* [TASK GOAL] The exercise asks for every line of the data to be reproduced exactly.

######

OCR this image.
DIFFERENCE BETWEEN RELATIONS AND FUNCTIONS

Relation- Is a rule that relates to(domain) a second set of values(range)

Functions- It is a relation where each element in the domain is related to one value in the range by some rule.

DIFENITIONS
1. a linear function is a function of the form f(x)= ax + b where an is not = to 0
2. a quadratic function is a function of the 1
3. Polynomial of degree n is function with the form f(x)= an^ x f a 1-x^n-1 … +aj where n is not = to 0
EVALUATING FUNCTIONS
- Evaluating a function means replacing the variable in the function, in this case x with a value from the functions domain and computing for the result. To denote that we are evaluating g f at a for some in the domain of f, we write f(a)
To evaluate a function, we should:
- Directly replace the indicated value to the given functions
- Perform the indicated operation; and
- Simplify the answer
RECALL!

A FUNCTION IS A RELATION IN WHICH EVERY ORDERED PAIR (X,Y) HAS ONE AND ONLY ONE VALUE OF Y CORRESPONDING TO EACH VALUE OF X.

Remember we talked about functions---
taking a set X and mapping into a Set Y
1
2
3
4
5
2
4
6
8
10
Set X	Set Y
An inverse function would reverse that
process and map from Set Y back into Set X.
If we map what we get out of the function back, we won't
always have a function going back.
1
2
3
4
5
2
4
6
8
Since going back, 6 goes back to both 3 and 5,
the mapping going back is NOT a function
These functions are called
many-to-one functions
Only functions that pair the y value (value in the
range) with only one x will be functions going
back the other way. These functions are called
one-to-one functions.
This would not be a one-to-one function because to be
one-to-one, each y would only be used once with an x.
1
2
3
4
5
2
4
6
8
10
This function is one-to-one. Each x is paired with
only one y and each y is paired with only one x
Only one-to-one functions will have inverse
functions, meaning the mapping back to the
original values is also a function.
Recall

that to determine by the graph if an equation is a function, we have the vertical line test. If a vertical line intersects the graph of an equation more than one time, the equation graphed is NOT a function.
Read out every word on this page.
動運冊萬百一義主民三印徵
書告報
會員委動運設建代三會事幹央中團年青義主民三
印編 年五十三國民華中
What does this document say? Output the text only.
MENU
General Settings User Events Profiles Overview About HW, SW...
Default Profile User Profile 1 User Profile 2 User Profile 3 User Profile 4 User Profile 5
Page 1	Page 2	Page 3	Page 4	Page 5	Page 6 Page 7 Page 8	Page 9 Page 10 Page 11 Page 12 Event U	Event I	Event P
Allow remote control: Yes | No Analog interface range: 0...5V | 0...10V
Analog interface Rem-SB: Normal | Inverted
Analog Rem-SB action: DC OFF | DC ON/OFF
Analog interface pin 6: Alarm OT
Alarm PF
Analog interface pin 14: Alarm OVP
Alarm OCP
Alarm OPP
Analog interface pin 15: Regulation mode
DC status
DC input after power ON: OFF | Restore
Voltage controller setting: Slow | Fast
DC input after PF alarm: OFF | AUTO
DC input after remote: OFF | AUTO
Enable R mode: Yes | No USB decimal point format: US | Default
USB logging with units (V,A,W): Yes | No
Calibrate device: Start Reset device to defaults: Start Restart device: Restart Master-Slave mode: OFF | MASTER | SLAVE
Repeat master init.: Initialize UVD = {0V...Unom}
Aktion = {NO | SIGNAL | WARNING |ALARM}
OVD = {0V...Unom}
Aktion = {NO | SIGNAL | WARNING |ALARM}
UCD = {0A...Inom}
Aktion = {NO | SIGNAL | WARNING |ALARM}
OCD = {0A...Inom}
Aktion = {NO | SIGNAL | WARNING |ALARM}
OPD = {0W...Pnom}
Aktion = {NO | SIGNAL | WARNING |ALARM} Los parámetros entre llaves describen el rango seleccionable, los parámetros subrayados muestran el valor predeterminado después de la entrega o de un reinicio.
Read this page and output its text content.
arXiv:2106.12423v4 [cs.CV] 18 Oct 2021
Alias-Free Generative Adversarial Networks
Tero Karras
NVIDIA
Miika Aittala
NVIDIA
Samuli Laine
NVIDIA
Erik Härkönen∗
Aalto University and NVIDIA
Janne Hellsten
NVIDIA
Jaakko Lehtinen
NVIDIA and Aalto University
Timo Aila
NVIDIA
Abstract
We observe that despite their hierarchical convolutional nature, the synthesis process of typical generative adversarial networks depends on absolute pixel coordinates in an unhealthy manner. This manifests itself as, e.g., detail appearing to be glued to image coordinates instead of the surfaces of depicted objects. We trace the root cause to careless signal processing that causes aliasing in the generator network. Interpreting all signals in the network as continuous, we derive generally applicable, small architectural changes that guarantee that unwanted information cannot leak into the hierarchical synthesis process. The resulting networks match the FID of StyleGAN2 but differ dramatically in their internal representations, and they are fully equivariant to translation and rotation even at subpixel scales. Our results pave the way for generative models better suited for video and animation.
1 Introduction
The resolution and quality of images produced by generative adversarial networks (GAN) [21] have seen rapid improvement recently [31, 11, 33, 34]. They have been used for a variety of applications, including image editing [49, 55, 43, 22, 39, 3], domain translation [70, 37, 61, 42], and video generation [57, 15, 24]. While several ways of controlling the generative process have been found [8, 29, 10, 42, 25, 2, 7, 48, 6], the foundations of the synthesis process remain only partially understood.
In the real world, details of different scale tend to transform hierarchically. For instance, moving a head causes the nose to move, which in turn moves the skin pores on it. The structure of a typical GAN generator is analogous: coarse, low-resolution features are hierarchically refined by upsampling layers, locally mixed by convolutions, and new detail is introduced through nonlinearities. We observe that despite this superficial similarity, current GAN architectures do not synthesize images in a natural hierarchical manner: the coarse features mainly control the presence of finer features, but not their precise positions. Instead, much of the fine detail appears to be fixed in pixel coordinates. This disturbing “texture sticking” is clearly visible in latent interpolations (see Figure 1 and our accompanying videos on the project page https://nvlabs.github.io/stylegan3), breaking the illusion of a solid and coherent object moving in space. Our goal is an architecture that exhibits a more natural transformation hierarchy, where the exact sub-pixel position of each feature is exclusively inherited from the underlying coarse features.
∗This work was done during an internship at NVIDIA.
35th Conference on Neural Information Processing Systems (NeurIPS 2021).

######

* [RESULT]
OCR this image.
DIFFERENCE BETWEEN RELATIONS AND FUNCTIONS

Relation- Is a rule that relates to(domain) a second set of values(range)

Functions- It is a relation where each element in the domain is related to one value in the range by some rule.

DIFENITIONS
1. a linear function is a function of the form f(x)= ax + b where an is not = to 0
2. a quadratic function is a function of the 1
3. Polynomial of degree n is function with the form f(x)= an^ x f a 1-x^n-1 … +aj where n is not = to 0
EVALUATING FUNCTIONS
- Evaluating a function means replacing the variable in the function, in this case x with a value from the functions domain and computing for the result. To denote that we are evaluating g f at a for some in the domain of f, we write f(a)
To evaluate a function, we should:
- Directly replace the indicated value to the given functions
- Perform the indicated operation; and
- Simplify the answer
RECALL!

A FUNCTION IS A RELATION IN WHICH EVERY ORDERED PAIR (X,Y) HAS ONE AND ONLY ONE VALUE OF Y CORRESPONDING TO EACH VALUE OF X.

Remember we talked about functions---
taking a set X and mapping into a Set Y
1
2
3
4
5
2
4
6
8
10
Set X	Set Y
An inverse function would reverse that
process and map from Set Y back into Set X.
If we map what we get out of the function back, we won't
always have a function going back.
1
2
3
4
5
2
4
6
8
Since going back, 6 goes back to both 3 and 5,
the mapping going back is NOT a function
These functions are called
many-to-one functions
Only functions that pair the y value (value in the
range) with only one x will be functions going
back the other way. These functions are called
one-to-one functions.
This would not be a one-to-one function because to be
one-to-one, each y would only be used once with an x.
1
2
3
4
5
2
4
6
8
10
This function is one-to-one. Each x is paired with
only one y and each y is paired with only one x
Only one-to-one functions will have inverse
functions, meaning the mapping back to the
original values is also a function.
Recall

that to determine by the graph if an equation is a function, we have the vertical line test. If a vertical line intersects the graph of an equation more than one time, the equation graphed is NOT a function.
Read out every word on this page.
動運冊萬百一義主民三印徵
書告報
會員委動運設建代三會事幹央中團年青義主民三
印編 年五十三國民華中
What does this document say? Output the text only.
MENU
General Settings User Events Profiles Overview About HW, SW...
Default Profile User Profile 1 User Profile 2 User Profile 3 User Profile 4 User Profile 5
Page 1	Page 2	Page 3	Page 4	Page 5	Page 6 Page 7 Page 8	Page 9 Page 10 Page 11 Page 12 Event U	Event I	Event P
Allow remote control: Yes | No Analog interface range: 0...5V | 0...10V
Analog interface Rem-SB: Normal | Inverted
Analog Rem-SB action: DC OFF | DC ON/OFF
Analog interface pin 6: Alarm OT
Alarm PF
Analog interface pin 14: Alarm OVP
Alarm OCP
Alarm OPP
Analog interface pin 15: Regulation mode
DC status
DC input after power ON: OFF | Restore
Voltage controller setting: Slow | Fast
DC input after PF alarm: OFF | AUTO
DC input after remote: OFF | AUTO
Enable R mode: Yes | No USB decimal point format: US | Default
USB logging with units (V,A,W): Yes | No
Calibrate device: Start Reset device to defaults: Start Restart device: Restart Master-Slave mode: OFF | MASTER | SLAVE
Repeat master init.: Initialize UVD = {0V...Unom}
Aktion = {NO | SIGNAL | WARNING |ALARM}
OVD = {0V...Unom}
Aktion = {NO | SIGNAL | WARNING |ALARM}
UCD = {0A...Inom}
Aktion = {NO | SIGNAL | WARNING |ALARM}
OCD = {0A...Inom}
Aktion = {NO | SIGNAL | WARNING |ALARM}
OPD = {0W...Pnom}
Aktion = {NO | SIGNAL | WARNING |ALARM} Los parámetros entre llaves describen el rango seleccionable, los parámetros subrayados muestran el valor predeterminado después de la entrega o de un reinicio.
Read this page and output its text content.
arXiv:2106.12423v4 [cs.CV] 18 Oct 2021
Alias-Free Generative Adversarial Networks
Tero Karras
NVIDIA
Miika Aittala
NVIDIA
Samuli Laine
NVIDIA
Erik Härkönen∗
Aalto University and NVIDIA
Janne Hellsten
NVIDIA
Jaakko Lehtinen
NVIDIA and Aalto University
Timo Aila
NVIDIA
Abstract
We observe that despite their hierarchical convolutional nature, the synthesis process of typical generative adversarial networks depends on absolute pixel coordinates in an unhealthy manner. This manifests itself as, e.g., detail appearing to be glued to image coordinates instead of the surfaces of depicted objects. We trace the root cause to careless signal processing that causes aliasing in the generator network. Interpreting all signals in the network as continuous, we derive generally applicable, small architectural changes that guarantee that unwanted information cannot leak into the hierarchical synthesis process. The resulting networks match the FID of StyleGAN2 but differ dramatically in their internal representations, and they are fully equivariant to translation and rotation even at subpixel scales. Our results pave the way for generative models better suited for video and animation.
1 Introduction
The resolution and quality of images produced by generative adversarial networks (GAN) [21] have seen rapid improvement recently [31, 11, 33, 34]. They have been used for a variety of applications, including image editing [49, 55, 43, 22, 39, 3], domain translation [70, 37, 61, 42], and video generation [57, 15, 24]. While several ways of controlling the generative process have been found [8, 29, 10, 42, 25, 2, 7, 48, 6], the foundations of the synthesis process remain only partially understood.
In the real world, details of different scale tend to transform hierarchically. For instance, moving a head causes the nose to move, which in turn moves the skin pores on it. The structure of a typical GAN generator is analogous: coarse, low-resolution features are hierarchically refined by upsampling layers, locally mixed by convolutions, and new detail is introduced through nonlinearities. We observe that despite this superficial similarity, current GAN architectures do not synthesize images in a natural hierarchical manner: the coarse features mainly control the presence of finer features, but not their precise positions. Instead, much of the fine detail appears to be fixed in pixel coordinates. This disturbing “texture sticking” is clearly visible in latent interpolations (see Figure 1 and our accompanying videos on the project page https://nvlabs.github.io/stylegan3), breaking the illusion of a solid and coherent object moving in space. Our goal is an architecture that exhibits a more natural transformation hierarchy, where the exact sub-pixel position of each feature is exclusively inherited from the underlying coarse features.
∗This work was done during an internship at NVIDIA.
35th Conference on Neural Information Processing Systems (NeurIPS 2021).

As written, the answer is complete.